Task prompt: Repeat all of the material exactly as given.

[Dataset items]
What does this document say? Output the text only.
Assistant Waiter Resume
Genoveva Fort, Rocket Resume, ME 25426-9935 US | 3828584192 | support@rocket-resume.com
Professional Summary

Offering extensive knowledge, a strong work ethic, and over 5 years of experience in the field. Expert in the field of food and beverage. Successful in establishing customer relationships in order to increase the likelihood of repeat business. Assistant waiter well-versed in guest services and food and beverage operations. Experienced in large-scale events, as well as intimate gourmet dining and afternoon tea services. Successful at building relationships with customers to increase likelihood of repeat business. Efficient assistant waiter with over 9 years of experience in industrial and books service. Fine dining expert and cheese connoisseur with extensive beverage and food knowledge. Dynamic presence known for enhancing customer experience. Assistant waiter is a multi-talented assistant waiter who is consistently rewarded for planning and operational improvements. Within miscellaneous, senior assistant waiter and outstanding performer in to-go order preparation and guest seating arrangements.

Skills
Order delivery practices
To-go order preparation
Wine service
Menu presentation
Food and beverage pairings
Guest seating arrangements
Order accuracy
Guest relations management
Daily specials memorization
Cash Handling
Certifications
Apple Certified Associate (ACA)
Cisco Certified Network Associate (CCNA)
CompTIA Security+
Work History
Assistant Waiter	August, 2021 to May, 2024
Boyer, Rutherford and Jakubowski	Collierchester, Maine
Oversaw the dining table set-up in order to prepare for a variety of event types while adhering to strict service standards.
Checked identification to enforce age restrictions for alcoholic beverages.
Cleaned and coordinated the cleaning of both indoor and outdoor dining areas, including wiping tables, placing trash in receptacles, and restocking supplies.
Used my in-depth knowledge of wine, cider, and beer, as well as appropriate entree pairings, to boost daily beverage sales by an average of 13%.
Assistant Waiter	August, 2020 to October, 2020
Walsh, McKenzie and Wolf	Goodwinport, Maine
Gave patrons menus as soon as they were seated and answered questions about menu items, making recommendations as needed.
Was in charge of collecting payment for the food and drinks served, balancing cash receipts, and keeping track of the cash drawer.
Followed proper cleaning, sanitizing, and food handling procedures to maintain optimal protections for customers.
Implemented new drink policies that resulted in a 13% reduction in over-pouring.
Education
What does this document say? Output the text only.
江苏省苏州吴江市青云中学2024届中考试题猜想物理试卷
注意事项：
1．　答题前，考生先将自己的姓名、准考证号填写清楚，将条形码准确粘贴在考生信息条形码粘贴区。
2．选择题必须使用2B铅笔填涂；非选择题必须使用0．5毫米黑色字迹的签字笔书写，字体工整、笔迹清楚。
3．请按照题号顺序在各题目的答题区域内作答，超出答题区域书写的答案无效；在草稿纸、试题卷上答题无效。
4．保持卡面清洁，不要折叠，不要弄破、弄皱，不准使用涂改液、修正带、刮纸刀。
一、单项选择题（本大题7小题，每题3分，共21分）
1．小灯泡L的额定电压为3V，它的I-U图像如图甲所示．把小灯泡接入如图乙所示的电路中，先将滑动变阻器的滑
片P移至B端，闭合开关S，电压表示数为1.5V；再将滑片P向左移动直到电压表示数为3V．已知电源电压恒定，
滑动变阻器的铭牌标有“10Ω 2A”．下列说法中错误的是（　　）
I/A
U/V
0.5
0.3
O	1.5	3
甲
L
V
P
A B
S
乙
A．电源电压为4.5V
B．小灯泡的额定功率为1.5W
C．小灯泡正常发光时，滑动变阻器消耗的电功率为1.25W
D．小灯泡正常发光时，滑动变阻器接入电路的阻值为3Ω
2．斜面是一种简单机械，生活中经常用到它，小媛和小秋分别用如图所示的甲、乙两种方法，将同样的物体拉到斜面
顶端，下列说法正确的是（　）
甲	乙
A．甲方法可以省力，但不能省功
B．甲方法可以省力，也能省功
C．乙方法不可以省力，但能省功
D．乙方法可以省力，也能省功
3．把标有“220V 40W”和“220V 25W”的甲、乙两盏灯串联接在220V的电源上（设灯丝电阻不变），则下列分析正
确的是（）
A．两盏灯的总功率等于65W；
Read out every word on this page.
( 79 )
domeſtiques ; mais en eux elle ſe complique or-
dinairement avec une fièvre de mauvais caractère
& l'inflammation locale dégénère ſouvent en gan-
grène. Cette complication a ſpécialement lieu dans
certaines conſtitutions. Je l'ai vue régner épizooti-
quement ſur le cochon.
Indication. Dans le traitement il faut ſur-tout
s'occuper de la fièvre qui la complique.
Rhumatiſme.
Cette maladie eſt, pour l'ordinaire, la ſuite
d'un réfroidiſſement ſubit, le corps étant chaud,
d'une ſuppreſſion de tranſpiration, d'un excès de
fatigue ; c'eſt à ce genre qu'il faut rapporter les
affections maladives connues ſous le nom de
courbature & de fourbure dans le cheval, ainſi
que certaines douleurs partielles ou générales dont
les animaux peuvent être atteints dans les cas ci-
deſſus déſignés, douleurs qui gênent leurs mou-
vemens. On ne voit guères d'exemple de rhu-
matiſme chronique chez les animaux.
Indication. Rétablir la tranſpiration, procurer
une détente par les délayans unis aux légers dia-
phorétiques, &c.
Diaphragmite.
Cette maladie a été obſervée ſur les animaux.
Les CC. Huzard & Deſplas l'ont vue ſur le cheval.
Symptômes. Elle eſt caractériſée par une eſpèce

Solution:
What does this document say? Output the text only.
Assistant Waiter Resume
Genoveva Fort, Rocket Resume, ME 25426-9935 US | 3828584192 | support@rocket-resume.com
Professional Summary

Offering extensive knowledge, a strong work ethic, and over 5 years of experience in the field. Expert in the field of food and beverage. Successful in establishing customer relationships in order to increase the likelihood of repeat business. Assistant waiter well-versed in guest services and food and beverage operations. Experienced in large-scale events, as well as intimate gourmet dining and afternoon tea services. Successful at building relationships with customers to increase likelihood of repeat business. Efficient assistant waiter with over 9 years of experience in industrial and books service. Fine dining expert and cheese connoisseur with extensive beverage and food knowledge. Dynamic presence known for enhancing customer experience. Assistant waiter is a multi-talented assistant waiter who is consistently rewarded for planning and operational improvements. Within miscellaneous, senior assistant waiter and outstanding performer in to-go order preparation and guest seating arrangements.

Skills
Order delivery practices
To-go order preparation
Wine service
Menu presentation
Food and beverage pairings
Guest seating arrangements
Order accuracy
Guest relations management
Daily specials memorization
Cash Handling
Certifications
Apple Certified Associate (ACA)
Cisco Certified Network Associate (CCNA)
CompTIA Security+
Work History
Assistant Waiter	August, 2021 to May, 2024
Boyer, Rutherford and Jakubowski	Collierchester, Maine
Oversaw the dining table set-up in order to prepare for a variety of event types while adhering to strict service standards.
Checked identification to enforce age restrictions for alcoholic beverages.
Cleaned and coordinated the cleaning of both indoor and outdoor dining areas, including wiping tables, placing trash in receptacles, and restocking supplies.
Used my in-depth knowledge of wine, cider, and beer, as well as appropriate entree pairings, to boost daily beverage sales by an average of 13%.
Assistant Waiter	August, 2020 to October, 2020
Walsh, McKenzie and Wolf	Goodwinport, Maine
Gave patrons menus as soon as they were seated and answered questions about menu items, making recommendations as needed.
Was in charge of collecting payment for the food and drinks served, balancing cash receipts, and keeping track of the cash drawer.
Followed proper cleaning, sanitizing, and food handling procedures to maintain optimal protections for customers.
Implemented new drink policies that resulted in a 13% reduction in over-pouring.
Education
What does this document say? Output the text only.
江苏省苏州吴江市青云中学2024届中考试题猜想物理试卷
注意事项：
1．　答题前，考生先将自己的姓名、准考证号填写清楚，将条形码准确粘贴在考生信息条形码粘贴区。
2．选择题必须使用2B铅笔填涂；非选择题必须使用0．5毫米黑色字迹的签字笔书写，字体工整、笔迹清楚。
3．请按照题号顺序在各题目的答题区域内作答，超出答题区域书写的答案无效；在草稿纸、试题卷上答题无效。
4．保持卡面清洁，不要折叠，不要弄破、弄皱，不准使用涂改液、修正带、刮纸刀。
一、单项选择题（本大题7小题，每题3分，共21分）
1．小灯泡L的额定电压为3V，它的I-U图像如图甲所示．把小灯泡接入如图乙所示的电路中，先将滑动变阻器的滑
片P移至B端，闭合开关S，电压表示数为1.5V；再将滑片P向左移动直到电压表示数为3V．已知电源电压恒定，
滑动变阻器的铭牌标有“10Ω 2A”．下列说法中错误的是（　　）
I/A
U/V
0.5
0.3
O	1.5	3
甲
L
V
P
A B
S
乙
A．电源电压为4.5V
B．小灯泡的额定功率为1.5W
C．小灯泡正常发光时，滑动变阻器消耗的电功率为1.25W
D．小灯泡正常发光时，滑动变阻器接入电路的阻值为3Ω
2．斜面是一种简单机械，生活中经常用到它，小媛和小秋分别用如图所示的甲、乙两种方法，将同样的物体拉到斜面
顶端，下列说法正确的是（　）
甲	乙
A．甲方法可以省力，但不能省功
B．甲方法可以省力，也能省功
C．乙方法不可以省力，但能省功
D．乙方法可以省力，也能省功
3．把标有“220V 40W”和“220V 25W”的甲、乙两盏灯串联接在220V的电源上（设灯丝电阻不变），则下列分析正
确的是（）
A．两盏灯的总功率等于65W；
Read out every word on this page.
( 79 )
domeſtiques ; mais en eux elle ſe complique or-
dinairement avec une fièvre de mauvais caractère
& l'inflammation locale dégénère ſouvent en gan-
grène. Cette complication a ſpécialement lieu dans
certaines conſtitutions. Je l'ai vue régner épizooti-
quement ſur le cochon.
Indication. Dans le traitement il faut ſur-tout
s'occuper de la fièvre qui la complique.
Rhumatiſme.
Cette maladie eſt, pour l'ordinaire, la ſuite
d'un réfroidiſſement ſubit, le corps étant chaud,
d'une ſuppreſſion de tranſpiration, d'un excès de
fatigue ; c'eſt à ce genre qu'il faut rapporter les
affections maladives connues ſous le nom de
courbature & de fourbure dans le cheval, ainſi
que certaines douleurs partielles ou générales dont
les animaux peuvent être atteints dans les cas ci-
deſſus déſignés, douleurs qui gênent leurs mou-
vemens. On ne voit guères d'exemple de rhu-
matiſme chronique chez les animaux.
Indication. Rétablir la tranſpiration, procurer
une détente par les délayans unis aux légers dia-
phorétiques, &c.
Diaphragmite.
Cette maladie a été obſervée ſur les animaux.
Les CC. Huzard & Deſplas l'ont vue ſur le cheval.
Symptômes. Elle eſt caractériſée par une eſpèce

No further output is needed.